[Stored records]
====

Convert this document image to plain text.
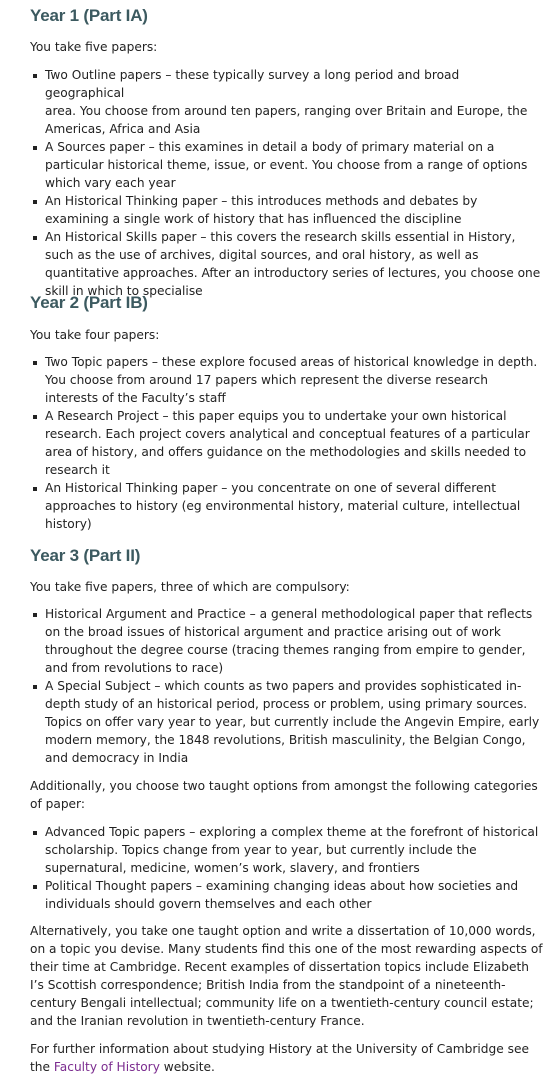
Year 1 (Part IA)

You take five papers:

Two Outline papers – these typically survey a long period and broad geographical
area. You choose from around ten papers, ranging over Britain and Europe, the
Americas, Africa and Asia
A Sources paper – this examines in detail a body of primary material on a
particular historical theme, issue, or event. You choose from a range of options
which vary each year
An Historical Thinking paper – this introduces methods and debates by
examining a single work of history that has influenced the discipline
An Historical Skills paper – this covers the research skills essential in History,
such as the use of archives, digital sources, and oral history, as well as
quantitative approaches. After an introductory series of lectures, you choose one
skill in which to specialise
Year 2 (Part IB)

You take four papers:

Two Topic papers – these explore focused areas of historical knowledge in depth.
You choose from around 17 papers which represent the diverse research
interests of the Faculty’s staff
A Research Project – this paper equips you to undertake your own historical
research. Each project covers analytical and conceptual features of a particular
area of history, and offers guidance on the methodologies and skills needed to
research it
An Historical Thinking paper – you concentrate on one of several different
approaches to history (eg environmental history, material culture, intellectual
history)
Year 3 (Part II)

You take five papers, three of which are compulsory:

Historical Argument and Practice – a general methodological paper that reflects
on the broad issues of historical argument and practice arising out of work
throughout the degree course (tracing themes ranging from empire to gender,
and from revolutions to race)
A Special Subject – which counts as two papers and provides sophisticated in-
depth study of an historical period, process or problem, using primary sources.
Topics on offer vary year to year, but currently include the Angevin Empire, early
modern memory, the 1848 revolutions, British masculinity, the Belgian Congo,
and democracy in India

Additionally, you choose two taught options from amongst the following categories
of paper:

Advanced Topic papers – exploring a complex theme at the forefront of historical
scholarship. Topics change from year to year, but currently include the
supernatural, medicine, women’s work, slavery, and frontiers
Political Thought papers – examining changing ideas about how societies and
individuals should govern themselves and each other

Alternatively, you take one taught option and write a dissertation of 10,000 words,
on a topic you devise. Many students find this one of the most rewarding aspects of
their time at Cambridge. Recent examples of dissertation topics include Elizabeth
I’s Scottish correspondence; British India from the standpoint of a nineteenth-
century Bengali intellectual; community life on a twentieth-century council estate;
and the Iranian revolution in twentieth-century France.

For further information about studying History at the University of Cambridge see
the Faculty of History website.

====

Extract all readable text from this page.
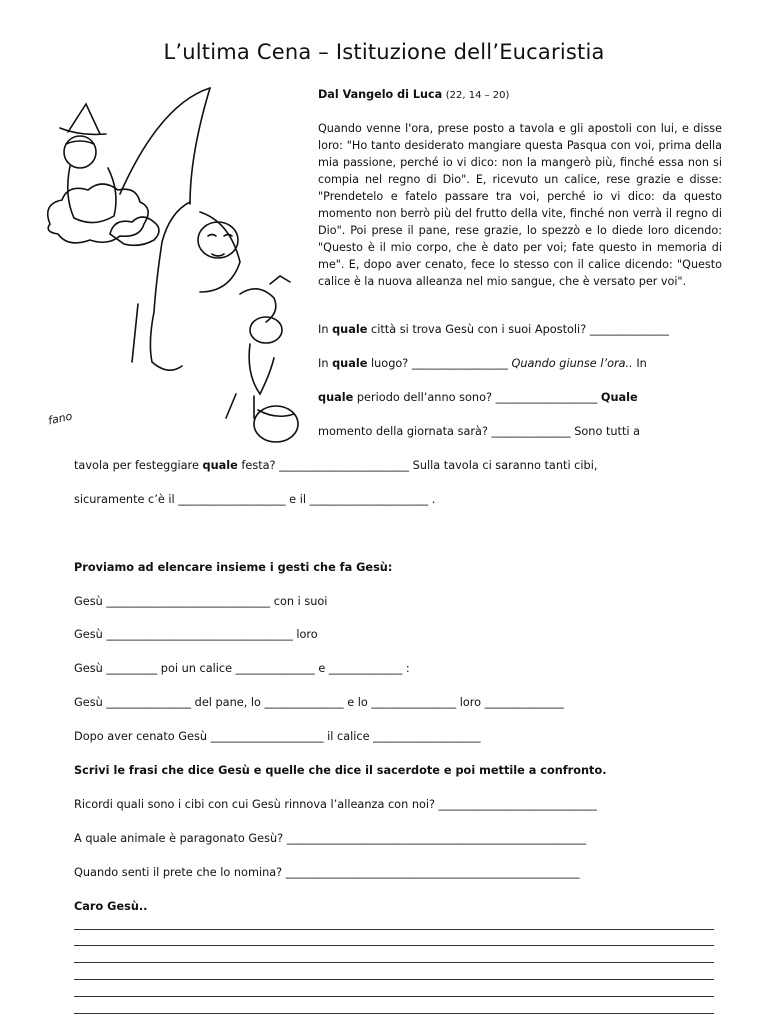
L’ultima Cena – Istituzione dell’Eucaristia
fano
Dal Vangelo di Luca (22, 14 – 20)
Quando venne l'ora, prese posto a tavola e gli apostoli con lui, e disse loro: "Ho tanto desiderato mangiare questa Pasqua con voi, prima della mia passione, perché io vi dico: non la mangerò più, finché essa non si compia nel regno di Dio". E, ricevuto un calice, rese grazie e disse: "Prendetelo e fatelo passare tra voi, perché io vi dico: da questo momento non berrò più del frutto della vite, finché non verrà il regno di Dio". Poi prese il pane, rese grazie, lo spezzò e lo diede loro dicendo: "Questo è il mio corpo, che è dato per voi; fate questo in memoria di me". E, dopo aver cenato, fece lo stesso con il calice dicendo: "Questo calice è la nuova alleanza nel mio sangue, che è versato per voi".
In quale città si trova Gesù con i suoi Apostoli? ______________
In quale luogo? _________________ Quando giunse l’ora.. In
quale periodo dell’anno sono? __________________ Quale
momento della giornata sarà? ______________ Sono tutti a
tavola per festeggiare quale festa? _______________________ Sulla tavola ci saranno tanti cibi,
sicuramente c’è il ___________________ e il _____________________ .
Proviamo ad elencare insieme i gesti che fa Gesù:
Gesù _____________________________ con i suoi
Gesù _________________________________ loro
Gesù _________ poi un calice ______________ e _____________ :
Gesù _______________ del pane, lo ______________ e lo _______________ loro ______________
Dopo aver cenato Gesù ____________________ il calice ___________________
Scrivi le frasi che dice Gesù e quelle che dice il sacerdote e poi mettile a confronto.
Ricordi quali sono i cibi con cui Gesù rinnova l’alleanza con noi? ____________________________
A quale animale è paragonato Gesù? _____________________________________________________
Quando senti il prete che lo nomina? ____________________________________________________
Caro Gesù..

====

REQUIRED WORK:
Check each line above for the string "pane" and show the ones that have it.

RIGHT ANSWER:
Quando venne l'ora, prese posto a tavola e gli apostoli con lui, e disse loro: "Ho tanto desiderato mangiare questa Pasqua con voi, prima della mia passione, perché io vi dico: non la mangerò più, finché essa non si compia nel regno di Dio". E, ricevuto un calice, rese grazie e disse: "Prendetelo e fatelo passare tra voi, perché io vi dico: da questo momento non berrò più del frutto della vite, finché non verrà il regno di Dio". Poi prese il pane, rese grazie, lo spezzò e lo diede loro dicendo: "Questo è il mio corpo, che è dato per voi; fate questo in memoria di me". E, dopo aver cenato, fece lo stesso con il calice dicendo: "Questo calice è la nuova alleanza nel mio sangue, che è versato per voi".
Gesù _______________ del pane, lo ______________ e lo _______________ loro ______________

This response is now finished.